## TEXT SHOWN
+-------+


   The acting in The Resonator is par for the course. Other than beady-eyed Jeffrey Combs and the charm of familiar faces like Jacqueline Lovell and Barbara Crampton, Full Moon Features has never been known for show-stealing performances, relying more on the concept and absurdism (Oh, and Tim Thomerson from Trancers). The cast here about aligns with a lot of standard Full Moon fare, not anyone you’ll particularly remember, but sometimes in these films, the ones you remember aren’t always for the right reason.

   The film engages on occasion, and, really does offer that “Full Moon magic,” that you either understand what I mean by or don’t. It is the type of charm that is not usually measured in an analysis or some kind of review, and it’s why, even though I have watched a lot of Full Moon Features’ over the years, I haven’t reviewed a whole lot of them. It’s a simple likeability and charm, and it’s stupid, but I’m still watching, and not in a “it’s so bad, it’s good” kind of way.

+-------+

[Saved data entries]

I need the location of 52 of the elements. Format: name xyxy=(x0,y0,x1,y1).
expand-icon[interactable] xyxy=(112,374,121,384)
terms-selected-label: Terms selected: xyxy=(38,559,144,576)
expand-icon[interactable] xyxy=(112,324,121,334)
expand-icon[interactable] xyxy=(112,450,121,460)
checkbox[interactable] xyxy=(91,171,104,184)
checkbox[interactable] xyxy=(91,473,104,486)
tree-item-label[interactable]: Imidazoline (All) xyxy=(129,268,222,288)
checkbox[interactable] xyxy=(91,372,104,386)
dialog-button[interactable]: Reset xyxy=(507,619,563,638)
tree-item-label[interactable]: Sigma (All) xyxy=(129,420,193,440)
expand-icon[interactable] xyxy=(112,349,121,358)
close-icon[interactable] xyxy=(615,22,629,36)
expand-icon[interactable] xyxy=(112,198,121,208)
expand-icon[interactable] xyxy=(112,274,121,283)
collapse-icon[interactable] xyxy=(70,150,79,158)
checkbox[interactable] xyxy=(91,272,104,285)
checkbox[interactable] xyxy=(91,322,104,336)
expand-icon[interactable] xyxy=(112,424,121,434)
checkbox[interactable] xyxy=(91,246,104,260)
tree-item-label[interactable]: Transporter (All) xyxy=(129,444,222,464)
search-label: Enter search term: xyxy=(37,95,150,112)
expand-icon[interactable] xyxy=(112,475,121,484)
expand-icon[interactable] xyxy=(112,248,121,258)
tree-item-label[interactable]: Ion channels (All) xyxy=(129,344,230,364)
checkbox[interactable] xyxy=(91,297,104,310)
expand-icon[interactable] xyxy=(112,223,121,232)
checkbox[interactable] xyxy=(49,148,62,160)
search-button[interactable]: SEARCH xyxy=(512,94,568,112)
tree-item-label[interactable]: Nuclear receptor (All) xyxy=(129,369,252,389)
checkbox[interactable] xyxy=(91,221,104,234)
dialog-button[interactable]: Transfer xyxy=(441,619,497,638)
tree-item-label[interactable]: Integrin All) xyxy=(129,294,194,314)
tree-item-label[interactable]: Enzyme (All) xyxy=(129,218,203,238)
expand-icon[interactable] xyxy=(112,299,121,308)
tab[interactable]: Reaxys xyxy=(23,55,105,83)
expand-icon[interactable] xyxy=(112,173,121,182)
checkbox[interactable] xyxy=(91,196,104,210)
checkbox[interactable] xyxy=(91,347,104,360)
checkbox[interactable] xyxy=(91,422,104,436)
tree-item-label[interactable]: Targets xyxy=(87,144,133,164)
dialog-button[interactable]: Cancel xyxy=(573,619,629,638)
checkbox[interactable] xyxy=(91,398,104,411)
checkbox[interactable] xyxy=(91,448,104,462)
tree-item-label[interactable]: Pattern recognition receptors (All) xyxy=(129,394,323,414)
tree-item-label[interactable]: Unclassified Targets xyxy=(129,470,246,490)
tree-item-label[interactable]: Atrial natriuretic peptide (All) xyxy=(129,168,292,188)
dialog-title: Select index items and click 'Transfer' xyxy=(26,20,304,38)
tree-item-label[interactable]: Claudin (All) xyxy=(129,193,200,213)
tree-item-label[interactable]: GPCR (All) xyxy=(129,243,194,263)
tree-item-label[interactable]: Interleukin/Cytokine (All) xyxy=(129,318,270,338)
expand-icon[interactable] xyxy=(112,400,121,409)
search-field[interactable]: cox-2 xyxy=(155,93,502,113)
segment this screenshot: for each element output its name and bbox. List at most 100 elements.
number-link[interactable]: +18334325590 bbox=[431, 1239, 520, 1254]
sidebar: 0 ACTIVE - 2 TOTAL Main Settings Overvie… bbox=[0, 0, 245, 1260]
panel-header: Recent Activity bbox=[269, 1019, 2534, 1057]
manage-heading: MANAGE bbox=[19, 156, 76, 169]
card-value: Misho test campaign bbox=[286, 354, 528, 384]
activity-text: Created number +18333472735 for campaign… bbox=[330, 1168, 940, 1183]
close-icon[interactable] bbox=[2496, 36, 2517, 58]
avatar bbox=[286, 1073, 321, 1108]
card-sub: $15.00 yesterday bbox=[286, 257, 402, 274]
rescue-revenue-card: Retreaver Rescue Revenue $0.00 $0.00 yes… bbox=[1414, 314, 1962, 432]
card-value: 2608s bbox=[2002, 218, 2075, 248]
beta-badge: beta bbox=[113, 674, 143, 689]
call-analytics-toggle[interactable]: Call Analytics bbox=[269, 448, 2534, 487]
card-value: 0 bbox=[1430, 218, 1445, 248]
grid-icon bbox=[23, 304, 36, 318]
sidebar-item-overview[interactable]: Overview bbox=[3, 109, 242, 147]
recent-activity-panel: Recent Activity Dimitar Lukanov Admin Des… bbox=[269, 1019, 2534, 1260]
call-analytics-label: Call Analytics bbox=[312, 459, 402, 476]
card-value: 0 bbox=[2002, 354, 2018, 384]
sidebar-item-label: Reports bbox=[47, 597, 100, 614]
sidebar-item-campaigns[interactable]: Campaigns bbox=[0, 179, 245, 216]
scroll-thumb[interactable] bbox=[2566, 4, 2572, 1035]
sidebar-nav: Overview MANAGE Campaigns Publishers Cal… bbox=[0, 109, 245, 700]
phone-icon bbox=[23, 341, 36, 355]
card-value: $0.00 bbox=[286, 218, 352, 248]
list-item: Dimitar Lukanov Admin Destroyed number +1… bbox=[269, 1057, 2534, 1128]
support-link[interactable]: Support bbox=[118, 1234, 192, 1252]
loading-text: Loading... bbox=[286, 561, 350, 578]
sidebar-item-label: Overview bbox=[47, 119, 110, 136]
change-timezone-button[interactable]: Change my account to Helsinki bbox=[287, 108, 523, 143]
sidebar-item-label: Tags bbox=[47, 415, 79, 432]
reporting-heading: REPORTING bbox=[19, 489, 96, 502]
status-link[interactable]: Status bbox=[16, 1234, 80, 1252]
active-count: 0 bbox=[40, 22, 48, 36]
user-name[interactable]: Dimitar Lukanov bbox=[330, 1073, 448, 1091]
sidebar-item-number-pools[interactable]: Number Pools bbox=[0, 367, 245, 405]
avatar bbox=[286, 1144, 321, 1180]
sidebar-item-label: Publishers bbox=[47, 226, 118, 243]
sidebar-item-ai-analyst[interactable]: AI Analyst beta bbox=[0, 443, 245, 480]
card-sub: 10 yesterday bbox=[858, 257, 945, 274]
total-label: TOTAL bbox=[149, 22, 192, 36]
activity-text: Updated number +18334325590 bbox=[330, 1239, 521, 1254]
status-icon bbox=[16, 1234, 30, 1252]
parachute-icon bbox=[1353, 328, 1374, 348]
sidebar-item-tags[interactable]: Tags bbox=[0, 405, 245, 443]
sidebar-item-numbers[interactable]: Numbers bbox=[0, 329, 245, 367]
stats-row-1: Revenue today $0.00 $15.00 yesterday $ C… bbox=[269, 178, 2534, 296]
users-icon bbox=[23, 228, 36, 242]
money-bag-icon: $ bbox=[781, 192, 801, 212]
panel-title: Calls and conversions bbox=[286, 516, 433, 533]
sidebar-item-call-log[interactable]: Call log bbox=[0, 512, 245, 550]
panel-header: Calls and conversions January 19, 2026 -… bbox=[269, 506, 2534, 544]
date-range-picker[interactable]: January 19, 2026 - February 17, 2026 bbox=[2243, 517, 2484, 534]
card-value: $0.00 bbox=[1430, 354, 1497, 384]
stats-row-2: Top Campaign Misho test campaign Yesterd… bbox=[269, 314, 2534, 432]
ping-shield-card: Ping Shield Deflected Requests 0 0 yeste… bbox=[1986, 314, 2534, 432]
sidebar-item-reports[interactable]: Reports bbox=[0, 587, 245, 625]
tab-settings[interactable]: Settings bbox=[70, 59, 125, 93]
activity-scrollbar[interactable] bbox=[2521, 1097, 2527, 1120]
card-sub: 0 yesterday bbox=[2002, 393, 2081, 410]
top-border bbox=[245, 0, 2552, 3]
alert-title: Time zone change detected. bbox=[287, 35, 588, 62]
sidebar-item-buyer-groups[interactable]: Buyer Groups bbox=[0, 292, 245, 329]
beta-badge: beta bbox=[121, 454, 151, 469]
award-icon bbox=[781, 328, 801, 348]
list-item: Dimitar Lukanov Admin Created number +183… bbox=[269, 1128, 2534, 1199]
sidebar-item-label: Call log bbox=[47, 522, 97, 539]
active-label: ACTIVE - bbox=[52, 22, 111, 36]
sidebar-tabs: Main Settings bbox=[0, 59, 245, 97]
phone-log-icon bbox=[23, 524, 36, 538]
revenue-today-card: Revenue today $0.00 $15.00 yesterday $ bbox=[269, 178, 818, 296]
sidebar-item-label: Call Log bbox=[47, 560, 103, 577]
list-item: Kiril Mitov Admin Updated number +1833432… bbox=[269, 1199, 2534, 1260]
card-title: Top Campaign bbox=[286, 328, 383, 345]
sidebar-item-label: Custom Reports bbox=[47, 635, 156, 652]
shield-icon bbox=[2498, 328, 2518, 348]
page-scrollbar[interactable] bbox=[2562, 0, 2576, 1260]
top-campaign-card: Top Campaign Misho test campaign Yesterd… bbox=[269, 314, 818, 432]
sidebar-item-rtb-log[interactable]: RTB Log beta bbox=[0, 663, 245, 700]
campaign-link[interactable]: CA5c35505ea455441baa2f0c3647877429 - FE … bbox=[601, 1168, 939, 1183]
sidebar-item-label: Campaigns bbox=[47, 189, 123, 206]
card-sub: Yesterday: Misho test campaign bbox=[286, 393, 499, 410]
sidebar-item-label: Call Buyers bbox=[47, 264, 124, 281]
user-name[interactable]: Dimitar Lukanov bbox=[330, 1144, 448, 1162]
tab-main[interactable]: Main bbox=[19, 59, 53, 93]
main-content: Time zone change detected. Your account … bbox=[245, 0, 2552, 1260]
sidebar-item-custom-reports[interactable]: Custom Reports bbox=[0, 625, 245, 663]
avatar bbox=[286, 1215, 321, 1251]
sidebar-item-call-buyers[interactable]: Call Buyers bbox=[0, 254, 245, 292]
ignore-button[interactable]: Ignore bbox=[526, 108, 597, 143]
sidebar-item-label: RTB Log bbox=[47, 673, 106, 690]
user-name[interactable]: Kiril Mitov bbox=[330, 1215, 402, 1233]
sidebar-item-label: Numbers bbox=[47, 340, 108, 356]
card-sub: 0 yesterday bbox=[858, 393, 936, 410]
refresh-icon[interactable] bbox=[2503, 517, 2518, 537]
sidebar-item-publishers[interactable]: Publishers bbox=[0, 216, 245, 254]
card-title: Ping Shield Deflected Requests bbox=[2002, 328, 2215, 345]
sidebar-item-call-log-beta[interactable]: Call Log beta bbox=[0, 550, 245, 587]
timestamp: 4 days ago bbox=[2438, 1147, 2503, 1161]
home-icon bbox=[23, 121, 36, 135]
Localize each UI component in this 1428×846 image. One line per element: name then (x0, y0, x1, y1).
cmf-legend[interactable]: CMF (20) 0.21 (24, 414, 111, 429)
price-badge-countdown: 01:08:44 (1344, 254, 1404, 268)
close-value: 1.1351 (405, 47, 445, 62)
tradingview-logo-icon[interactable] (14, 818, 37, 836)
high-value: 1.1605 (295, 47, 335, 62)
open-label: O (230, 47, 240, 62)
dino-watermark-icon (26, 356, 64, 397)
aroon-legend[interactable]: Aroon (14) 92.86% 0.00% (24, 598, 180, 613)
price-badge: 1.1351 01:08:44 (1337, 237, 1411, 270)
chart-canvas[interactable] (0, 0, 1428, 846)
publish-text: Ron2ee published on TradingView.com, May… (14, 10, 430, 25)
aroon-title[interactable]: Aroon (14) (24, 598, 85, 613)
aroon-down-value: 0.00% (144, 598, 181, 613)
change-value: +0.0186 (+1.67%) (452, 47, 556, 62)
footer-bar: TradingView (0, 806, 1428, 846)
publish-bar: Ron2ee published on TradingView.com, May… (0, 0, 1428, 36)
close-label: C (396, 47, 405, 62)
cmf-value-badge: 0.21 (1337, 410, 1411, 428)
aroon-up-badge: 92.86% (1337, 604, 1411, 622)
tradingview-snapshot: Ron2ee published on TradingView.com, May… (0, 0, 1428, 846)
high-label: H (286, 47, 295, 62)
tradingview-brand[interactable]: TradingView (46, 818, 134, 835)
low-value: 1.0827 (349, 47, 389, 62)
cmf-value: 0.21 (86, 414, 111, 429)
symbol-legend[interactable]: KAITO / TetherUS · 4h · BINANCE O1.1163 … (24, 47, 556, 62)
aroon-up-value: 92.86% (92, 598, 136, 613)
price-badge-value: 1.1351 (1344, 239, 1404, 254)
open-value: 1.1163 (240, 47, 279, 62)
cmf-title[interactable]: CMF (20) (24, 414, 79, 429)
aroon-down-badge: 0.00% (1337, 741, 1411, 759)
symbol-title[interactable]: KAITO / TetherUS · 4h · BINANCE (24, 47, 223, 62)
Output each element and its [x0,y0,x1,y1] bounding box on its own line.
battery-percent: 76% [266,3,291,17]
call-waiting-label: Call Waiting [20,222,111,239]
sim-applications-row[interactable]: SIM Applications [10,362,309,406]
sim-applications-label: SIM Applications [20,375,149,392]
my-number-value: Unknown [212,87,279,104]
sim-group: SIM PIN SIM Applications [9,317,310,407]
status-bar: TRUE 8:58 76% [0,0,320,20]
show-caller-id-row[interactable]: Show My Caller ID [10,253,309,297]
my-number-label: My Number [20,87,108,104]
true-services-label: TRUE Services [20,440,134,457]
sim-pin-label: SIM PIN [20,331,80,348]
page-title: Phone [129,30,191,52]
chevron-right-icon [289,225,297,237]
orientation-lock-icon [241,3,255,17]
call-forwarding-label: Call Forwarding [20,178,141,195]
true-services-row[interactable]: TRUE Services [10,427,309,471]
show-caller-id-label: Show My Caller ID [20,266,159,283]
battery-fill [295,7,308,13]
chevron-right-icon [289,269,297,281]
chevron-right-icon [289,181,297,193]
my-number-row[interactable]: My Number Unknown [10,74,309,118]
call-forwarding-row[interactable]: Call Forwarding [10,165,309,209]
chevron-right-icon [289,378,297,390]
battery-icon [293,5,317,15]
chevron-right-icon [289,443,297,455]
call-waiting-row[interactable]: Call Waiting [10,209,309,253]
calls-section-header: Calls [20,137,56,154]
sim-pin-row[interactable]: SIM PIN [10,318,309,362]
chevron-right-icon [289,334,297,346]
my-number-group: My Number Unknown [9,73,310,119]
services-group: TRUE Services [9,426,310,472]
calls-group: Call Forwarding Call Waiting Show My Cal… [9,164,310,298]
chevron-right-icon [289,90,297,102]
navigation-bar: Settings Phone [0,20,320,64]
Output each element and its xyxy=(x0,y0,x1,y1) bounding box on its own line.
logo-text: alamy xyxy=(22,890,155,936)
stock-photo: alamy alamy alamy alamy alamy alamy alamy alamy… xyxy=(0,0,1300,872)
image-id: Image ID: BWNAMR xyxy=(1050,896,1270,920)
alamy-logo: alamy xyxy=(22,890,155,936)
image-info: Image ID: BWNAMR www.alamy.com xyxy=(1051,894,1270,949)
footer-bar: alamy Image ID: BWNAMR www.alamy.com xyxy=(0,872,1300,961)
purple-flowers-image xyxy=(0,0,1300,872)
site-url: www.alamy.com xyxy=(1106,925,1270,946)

+-------+

## REQUIRED WORK
Pick up the review of The Resonator after its last sentence and keep writing it in the same voice.

## RESPONSE
    I think, as well, I appreciate an absurdist b-movie best when it does not rely on meta-humor or self-awareness as a crutch, instead going shoulder’s deep in the concept. Like in Chopping Mall when you see the little robot security guards shooting laser beams. We all know it’s ridiculous, but I appreciate the film for keeping a straight face with it. That’s what this film does, and I like that about it.

   The special-effects aren’t great. Full Moon’s never been about hiding budgetary constraint or camera trickery to better a viewer’s immersion. In this instance, I feel like it takes away a lot.

   When The Resonator’s up and running, purple jellyfish fly around, and it feels like a wacky mess, whereas I think if they would have done away with that and cranked up the purple blinding lights, it would have added to the mystique of the Resonator, kept the film from looking cheaper, and relied more on the viewer’s imagination instead.

   There’re a lot of instances where, had it been shot better (I realize a lot of their decisions are likely deliberate), scenes would have been more effective. Like, the creature, for example. As a figure, I think she looks pretty cool. But, in normal daylight, or worse, bright lights, the fact that that’s a rubber mask on her head becomes a lot more apparent, whereas, with darker cinematography, you can hide said blemishes more easily.

   In addition, some of the set-design photographs I saw showed a lot of the creatures looked far better onset than they did with the purplish, gooey tint layered over them.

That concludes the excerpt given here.